Exercise description >> Collect every line in the records below that contains the word "noutside".

┌─ Input records

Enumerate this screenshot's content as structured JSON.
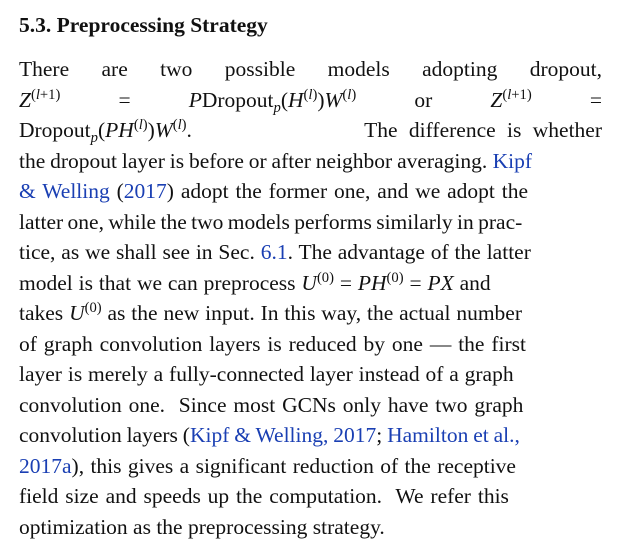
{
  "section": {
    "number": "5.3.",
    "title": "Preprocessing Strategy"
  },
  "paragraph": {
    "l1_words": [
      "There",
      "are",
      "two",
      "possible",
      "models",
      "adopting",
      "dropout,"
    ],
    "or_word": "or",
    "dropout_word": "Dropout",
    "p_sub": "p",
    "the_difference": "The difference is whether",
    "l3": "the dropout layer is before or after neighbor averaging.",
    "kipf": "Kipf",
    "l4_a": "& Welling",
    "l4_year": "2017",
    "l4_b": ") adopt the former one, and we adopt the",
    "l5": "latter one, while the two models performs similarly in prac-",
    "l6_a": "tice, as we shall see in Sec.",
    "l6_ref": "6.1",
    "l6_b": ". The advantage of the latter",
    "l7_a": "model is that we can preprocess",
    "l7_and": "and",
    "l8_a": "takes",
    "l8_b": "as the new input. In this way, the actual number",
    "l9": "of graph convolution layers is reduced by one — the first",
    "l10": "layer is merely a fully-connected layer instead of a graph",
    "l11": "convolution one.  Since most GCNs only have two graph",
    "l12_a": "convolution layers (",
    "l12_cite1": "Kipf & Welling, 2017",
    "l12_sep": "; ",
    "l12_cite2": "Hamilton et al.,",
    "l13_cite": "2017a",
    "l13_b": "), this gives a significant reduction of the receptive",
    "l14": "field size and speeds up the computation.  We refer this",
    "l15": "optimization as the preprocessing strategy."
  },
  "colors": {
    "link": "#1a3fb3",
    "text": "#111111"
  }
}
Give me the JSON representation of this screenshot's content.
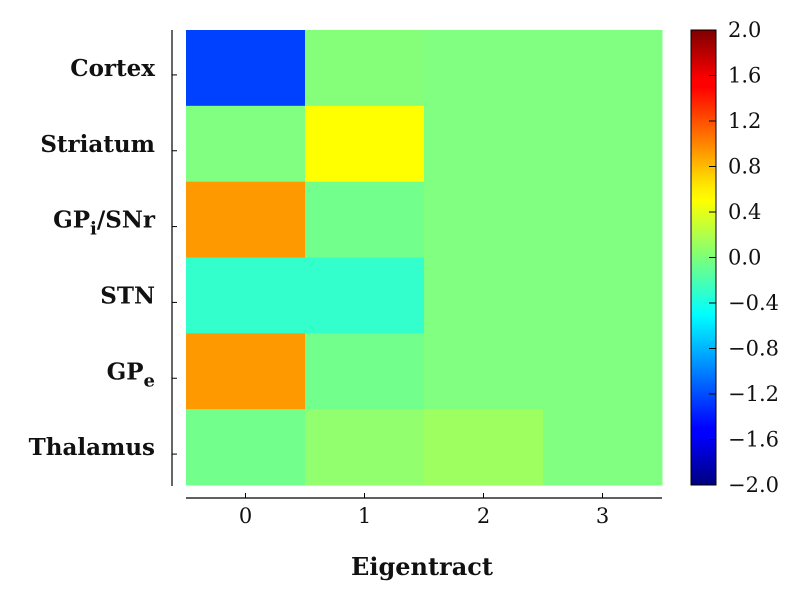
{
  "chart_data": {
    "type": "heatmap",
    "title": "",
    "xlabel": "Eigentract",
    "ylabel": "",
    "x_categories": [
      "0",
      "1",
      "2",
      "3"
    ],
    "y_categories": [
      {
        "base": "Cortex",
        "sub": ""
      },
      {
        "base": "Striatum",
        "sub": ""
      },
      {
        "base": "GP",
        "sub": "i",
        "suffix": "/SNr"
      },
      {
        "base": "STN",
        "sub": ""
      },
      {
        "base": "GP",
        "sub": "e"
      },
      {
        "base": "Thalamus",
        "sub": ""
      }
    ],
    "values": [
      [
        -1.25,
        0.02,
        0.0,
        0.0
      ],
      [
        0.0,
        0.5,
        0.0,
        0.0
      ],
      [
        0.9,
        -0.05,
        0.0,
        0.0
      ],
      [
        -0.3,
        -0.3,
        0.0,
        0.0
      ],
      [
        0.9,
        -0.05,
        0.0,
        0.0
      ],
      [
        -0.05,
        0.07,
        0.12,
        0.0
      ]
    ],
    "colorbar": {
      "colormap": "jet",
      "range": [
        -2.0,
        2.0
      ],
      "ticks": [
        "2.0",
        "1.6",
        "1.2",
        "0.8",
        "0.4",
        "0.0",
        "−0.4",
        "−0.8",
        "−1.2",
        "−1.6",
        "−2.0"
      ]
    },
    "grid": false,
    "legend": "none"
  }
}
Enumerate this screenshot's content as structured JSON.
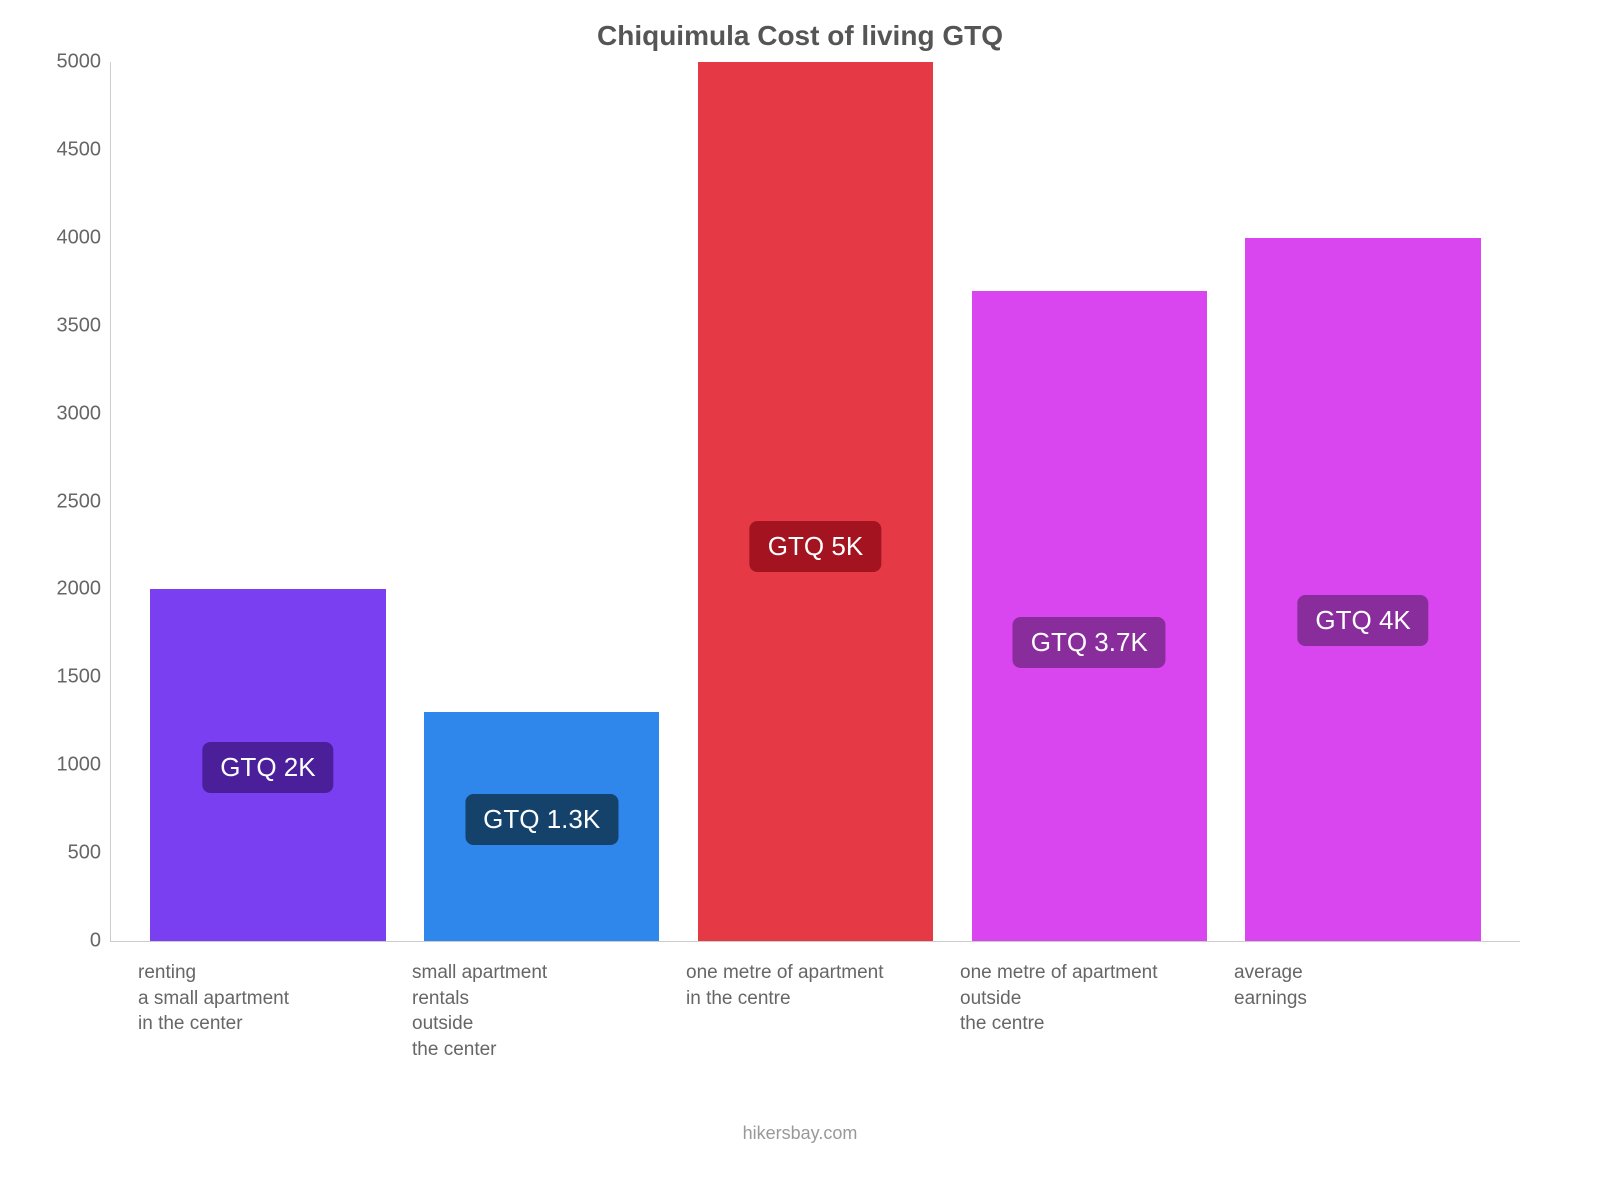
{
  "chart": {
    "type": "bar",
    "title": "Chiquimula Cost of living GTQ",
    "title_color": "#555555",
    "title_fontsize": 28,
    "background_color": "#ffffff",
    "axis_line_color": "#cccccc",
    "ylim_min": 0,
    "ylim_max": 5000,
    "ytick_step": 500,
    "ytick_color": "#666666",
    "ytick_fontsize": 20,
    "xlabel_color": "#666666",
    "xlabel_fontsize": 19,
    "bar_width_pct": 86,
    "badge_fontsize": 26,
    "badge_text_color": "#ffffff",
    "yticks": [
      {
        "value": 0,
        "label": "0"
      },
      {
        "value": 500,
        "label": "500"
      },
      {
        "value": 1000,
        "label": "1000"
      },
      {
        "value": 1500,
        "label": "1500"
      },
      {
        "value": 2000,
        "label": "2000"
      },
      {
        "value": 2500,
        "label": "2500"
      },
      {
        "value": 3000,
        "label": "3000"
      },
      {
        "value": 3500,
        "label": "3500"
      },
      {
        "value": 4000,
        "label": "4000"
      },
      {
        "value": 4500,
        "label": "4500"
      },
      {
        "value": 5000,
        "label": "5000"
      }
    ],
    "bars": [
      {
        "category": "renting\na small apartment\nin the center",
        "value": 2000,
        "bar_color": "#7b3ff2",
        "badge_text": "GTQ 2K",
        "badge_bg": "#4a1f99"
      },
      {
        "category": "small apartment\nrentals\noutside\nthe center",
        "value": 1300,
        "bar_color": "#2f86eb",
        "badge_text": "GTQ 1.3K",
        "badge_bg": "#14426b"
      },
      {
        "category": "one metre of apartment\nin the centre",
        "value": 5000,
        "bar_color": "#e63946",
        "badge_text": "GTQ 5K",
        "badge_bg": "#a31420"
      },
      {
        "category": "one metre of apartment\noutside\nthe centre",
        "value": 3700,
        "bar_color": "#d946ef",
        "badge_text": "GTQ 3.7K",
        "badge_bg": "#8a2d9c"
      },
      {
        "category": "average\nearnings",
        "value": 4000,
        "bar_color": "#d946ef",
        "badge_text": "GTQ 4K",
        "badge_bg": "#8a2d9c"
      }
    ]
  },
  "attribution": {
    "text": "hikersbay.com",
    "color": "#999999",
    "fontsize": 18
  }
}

└─
┌─ Input records

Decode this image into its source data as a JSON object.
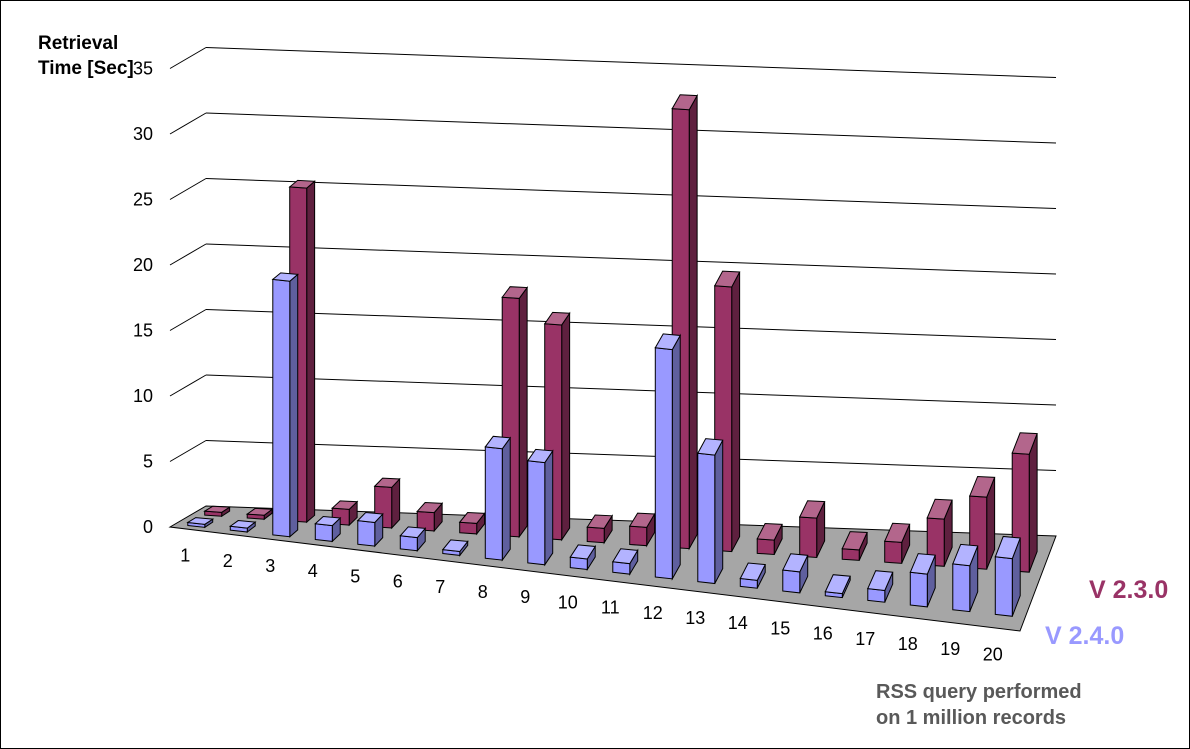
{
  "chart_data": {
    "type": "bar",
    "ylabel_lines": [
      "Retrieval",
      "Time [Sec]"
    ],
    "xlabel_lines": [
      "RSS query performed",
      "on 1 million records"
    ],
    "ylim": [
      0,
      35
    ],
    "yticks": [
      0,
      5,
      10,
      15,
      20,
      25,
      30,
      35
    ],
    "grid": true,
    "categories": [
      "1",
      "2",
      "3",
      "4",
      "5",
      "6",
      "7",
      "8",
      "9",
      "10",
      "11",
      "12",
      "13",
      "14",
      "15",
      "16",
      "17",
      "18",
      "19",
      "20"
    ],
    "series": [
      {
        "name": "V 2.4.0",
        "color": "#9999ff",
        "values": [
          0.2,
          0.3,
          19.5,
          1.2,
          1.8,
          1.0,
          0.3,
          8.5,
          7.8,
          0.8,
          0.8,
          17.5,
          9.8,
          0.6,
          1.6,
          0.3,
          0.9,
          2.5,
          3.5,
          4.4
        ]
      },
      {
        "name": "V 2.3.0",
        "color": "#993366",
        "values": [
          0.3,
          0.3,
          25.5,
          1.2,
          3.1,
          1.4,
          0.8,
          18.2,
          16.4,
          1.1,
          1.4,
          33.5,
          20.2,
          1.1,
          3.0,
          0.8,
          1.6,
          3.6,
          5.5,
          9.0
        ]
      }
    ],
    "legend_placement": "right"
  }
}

└─

Response >>
        "category": "small apartment\nrentals\noutside\nthe center",
        "category": "one metre of apartment\noutside\nthe centre",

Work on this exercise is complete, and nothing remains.